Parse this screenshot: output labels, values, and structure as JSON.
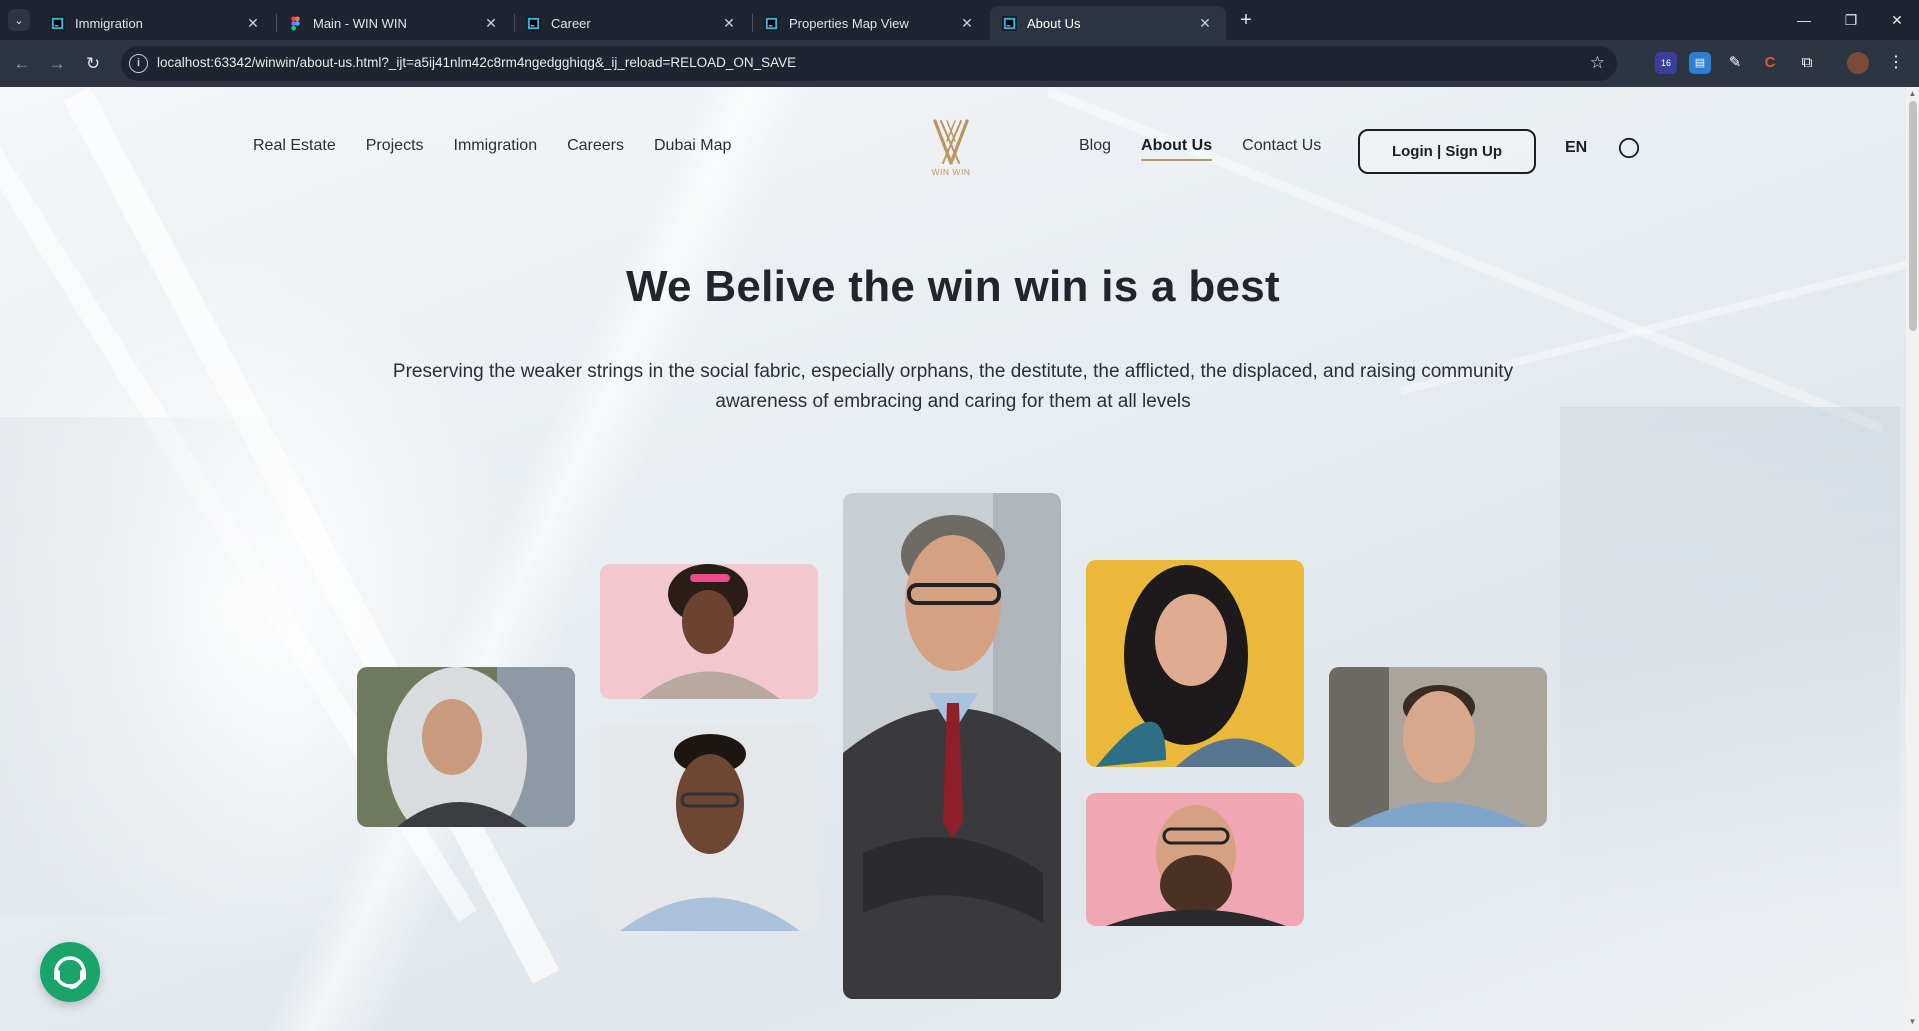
{
  "browser": {
    "tabs": [
      {
        "title": "Immigration",
        "icon": "webstorm-icon"
      },
      {
        "title": "Main - WIN WIN",
        "icon": "figma-icon"
      },
      {
        "title": "Career",
        "icon": "webstorm-icon"
      },
      {
        "title": "Properties Map View",
        "icon": "webstorm-icon"
      },
      {
        "title": "About Us",
        "icon": "webstorm-icon",
        "active": true
      }
    ],
    "new_tab": "+",
    "url": "localhost:63342/winwin/about-us.html?_ijt=a5ij41nlm42c8rm4ngedgghiqg&_ij_reload=RELOAD_ON_SAVE",
    "extension_badge": "16"
  },
  "nav": {
    "left": [
      "Real Estate",
      "Projects",
      "Immigration",
      "Careers",
      "Dubai Map"
    ],
    "right": [
      "Blog",
      "About Us",
      "Contact Us"
    ],
    "active": "About Us",
    "login": "Login | Sign Up",
    "lang": "EN"
  },
  "brand": {
    "logo_text": "WIN WIN",
    "accent": "#b99760"
  },
  "hero": {
    "title": "We Belive the win win is a best",
    "subtitle": "Preserving the weaker strings in the social fabric, especially orphans, the destitute, the afflicted, the displaced, and raising community awareness of embracing and caring for them at all levels"
  },
  "colors": {
    "support": "#1aa36a",
    "chrome_dark": "#1f2530",
    "chrome_mid": "#2e3542"
  }
}
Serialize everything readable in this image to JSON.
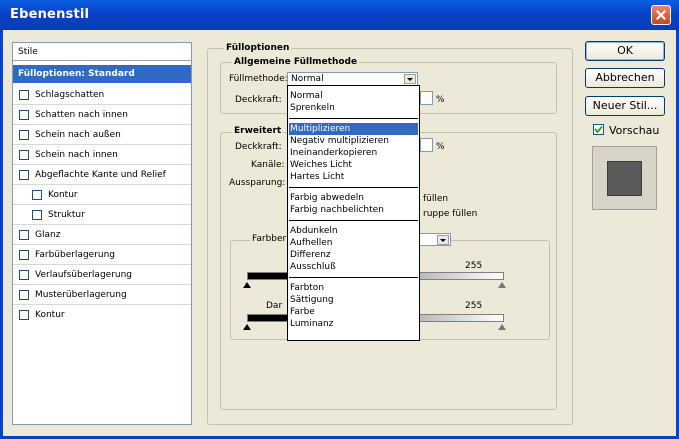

=======

**Stated exercise**
Every line should be retyped exactly, with the pictures omitted.

**Exercise result**
Parse this screenshot: output labels, values, and structure as JSON.
{
  "browser": {
    "tabs": [
      {
        "title": "Immigration",
        "icon": "webstorm-icon"
      },
      {
        "title": "Main - WIN WIN",
        "icon": "figma-icon"
      },
      {
        "title": "Career",
        "icon": "webstorm-icon"
      },
      {
        "title": "Properties Map View",
        "icon": "webstorm-icon"
      },
      {
        "title": "About Us",
        "icon": "webstorm-icon",
        "active": true
      }
    ],
    "new_tab": "+",
    "url": "localhost:63342/winwin/about-us.html?_ijt=a5ij41nlm42c8rm4ngedgghiqg&_ij_reload=RELOAD_ON_SAVE",
    "extension_badge": "16"
  },
  "nav": {
    "left": [
      "Real Estate",
      "Projects",
      "Immigration",
      "Careers",
      "Dubai Map"
    ],
    "right": [
      "Blog",
      "About Us",
      "Contact Us"
    ],
    "active": "About Us",
    "login": "Login | Sign Up",
    "lang": "EN"
  },
  "brand": {
    "logo_text": "WIN WIN",
    "accent": "#b99760"
  },
  "hero": {
    "title": "We Belive the win win is a best",
    "subtitle": "Preserving the weaker strings in the social fabric, especially orphans, the destitute, the afflicted, the displaced, and raising community awareness of embracing and caring for them at all levels"
  },
  "colors": {
    "support": "#1aa36a",
    "chrome_dark": "#1f2530",
    "chrome_mid": "#2e3542"
  }
}
Serialize everything readable in this image to JSON.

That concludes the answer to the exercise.